[Records for the task]
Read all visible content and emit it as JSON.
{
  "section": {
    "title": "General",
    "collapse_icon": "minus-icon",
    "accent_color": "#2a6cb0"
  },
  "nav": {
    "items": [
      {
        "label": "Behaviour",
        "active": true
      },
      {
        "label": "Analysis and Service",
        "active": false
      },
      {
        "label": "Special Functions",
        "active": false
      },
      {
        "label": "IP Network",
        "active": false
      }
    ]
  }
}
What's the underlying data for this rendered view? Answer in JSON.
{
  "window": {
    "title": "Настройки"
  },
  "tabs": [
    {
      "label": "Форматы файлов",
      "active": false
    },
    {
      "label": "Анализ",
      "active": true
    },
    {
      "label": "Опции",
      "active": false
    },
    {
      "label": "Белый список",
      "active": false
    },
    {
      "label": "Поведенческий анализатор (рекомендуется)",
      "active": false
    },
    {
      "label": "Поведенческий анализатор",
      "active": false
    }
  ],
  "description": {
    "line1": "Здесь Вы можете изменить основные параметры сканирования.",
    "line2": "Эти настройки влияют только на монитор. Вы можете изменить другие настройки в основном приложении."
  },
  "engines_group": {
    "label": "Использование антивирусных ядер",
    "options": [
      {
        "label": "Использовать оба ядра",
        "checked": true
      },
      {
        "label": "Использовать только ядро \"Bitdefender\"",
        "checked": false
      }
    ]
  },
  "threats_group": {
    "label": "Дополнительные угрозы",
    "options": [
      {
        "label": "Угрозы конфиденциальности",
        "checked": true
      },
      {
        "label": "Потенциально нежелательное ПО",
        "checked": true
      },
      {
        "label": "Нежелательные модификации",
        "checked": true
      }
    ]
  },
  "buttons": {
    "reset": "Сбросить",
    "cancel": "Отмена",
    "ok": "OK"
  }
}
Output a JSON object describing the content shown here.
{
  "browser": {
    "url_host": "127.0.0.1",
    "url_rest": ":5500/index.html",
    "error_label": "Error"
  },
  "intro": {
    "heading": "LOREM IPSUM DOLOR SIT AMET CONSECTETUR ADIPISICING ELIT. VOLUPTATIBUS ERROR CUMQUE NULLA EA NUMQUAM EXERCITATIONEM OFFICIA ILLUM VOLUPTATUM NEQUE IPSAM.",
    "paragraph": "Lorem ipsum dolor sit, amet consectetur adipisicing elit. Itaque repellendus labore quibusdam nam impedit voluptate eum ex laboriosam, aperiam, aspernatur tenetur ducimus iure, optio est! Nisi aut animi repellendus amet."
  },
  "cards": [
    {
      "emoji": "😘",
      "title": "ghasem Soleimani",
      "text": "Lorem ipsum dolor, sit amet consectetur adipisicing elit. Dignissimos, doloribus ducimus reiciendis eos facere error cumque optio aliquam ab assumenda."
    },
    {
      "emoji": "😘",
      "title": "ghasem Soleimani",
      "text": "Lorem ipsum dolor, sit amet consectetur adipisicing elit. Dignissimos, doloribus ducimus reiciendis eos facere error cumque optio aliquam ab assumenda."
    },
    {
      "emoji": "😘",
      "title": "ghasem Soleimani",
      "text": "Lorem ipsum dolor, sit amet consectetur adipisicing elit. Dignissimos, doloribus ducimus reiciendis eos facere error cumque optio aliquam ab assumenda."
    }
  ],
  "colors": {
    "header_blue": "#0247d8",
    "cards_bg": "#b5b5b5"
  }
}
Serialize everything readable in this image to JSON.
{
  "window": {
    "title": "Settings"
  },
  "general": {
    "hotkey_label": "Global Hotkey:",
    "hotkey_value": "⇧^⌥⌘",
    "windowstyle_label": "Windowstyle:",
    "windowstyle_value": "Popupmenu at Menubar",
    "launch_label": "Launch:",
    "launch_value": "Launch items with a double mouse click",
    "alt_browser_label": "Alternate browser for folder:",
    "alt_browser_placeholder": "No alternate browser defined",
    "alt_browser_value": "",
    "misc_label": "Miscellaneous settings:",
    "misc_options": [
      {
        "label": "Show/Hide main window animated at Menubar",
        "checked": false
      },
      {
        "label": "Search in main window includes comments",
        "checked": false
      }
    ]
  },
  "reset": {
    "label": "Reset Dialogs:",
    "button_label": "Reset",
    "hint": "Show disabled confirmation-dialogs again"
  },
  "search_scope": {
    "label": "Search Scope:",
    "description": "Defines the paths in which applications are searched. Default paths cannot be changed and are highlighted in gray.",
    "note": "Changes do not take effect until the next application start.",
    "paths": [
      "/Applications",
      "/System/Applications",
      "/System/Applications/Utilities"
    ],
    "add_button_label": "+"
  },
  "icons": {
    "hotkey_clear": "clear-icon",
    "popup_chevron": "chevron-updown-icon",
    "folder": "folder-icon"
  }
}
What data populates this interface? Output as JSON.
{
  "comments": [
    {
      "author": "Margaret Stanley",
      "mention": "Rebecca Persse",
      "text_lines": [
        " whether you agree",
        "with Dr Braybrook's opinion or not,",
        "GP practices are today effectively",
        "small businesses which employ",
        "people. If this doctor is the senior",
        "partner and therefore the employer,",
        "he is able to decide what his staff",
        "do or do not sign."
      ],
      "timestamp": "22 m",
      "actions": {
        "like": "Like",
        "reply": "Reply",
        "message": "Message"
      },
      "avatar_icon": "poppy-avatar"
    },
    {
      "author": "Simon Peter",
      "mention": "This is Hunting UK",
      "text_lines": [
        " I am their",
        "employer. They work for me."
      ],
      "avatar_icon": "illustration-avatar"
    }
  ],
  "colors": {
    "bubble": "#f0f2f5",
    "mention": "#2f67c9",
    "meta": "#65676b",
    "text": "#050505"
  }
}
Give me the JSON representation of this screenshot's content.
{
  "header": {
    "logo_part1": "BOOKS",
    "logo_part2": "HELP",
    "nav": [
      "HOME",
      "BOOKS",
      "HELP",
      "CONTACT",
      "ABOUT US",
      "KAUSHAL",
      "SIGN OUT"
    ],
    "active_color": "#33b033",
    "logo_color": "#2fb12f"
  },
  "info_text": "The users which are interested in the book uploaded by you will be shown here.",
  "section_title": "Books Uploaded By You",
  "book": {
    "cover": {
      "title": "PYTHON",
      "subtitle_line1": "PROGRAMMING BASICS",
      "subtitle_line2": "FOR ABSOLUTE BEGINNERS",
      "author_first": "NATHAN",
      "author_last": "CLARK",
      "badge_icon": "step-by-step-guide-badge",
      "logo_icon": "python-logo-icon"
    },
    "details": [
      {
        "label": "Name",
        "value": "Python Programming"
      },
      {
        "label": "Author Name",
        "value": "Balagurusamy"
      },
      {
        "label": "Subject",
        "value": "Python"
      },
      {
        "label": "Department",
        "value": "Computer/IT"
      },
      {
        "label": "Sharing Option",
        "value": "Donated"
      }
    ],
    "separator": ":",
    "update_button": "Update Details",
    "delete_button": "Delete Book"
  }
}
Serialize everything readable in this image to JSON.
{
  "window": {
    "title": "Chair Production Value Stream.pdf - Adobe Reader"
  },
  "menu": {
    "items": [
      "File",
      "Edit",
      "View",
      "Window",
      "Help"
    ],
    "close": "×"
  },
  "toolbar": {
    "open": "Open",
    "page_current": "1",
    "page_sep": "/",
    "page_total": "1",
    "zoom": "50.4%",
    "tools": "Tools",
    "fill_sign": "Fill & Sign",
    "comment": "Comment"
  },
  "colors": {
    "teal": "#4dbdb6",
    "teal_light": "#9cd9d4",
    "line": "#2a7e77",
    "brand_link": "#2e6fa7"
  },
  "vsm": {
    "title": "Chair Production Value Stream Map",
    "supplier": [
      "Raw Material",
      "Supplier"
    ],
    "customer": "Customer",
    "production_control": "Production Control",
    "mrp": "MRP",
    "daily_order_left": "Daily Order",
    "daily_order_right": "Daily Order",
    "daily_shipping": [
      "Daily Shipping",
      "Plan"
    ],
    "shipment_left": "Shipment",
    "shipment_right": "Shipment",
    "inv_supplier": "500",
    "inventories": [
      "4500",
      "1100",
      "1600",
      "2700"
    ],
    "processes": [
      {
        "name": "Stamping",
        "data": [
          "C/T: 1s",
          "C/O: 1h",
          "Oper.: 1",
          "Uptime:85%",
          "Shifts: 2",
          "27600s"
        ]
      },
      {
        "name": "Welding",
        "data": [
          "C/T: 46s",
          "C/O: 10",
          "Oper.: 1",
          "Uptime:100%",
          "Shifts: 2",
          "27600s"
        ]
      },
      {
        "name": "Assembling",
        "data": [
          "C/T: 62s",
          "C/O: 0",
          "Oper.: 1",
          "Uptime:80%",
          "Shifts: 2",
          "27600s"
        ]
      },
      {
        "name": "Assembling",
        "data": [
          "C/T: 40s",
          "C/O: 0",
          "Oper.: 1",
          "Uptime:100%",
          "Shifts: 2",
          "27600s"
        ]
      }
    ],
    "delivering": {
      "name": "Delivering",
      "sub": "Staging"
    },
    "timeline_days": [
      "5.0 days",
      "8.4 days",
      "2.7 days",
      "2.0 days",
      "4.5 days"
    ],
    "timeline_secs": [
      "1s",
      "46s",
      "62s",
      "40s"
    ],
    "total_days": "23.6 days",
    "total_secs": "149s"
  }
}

[Requirement]
From the data, collect all lines where the string "Stream" appears.

[Reply]
    "title": "Chair Production Value Stream.pdf - Adobe Reader"
    "title": "Chair Production Value Stream Map",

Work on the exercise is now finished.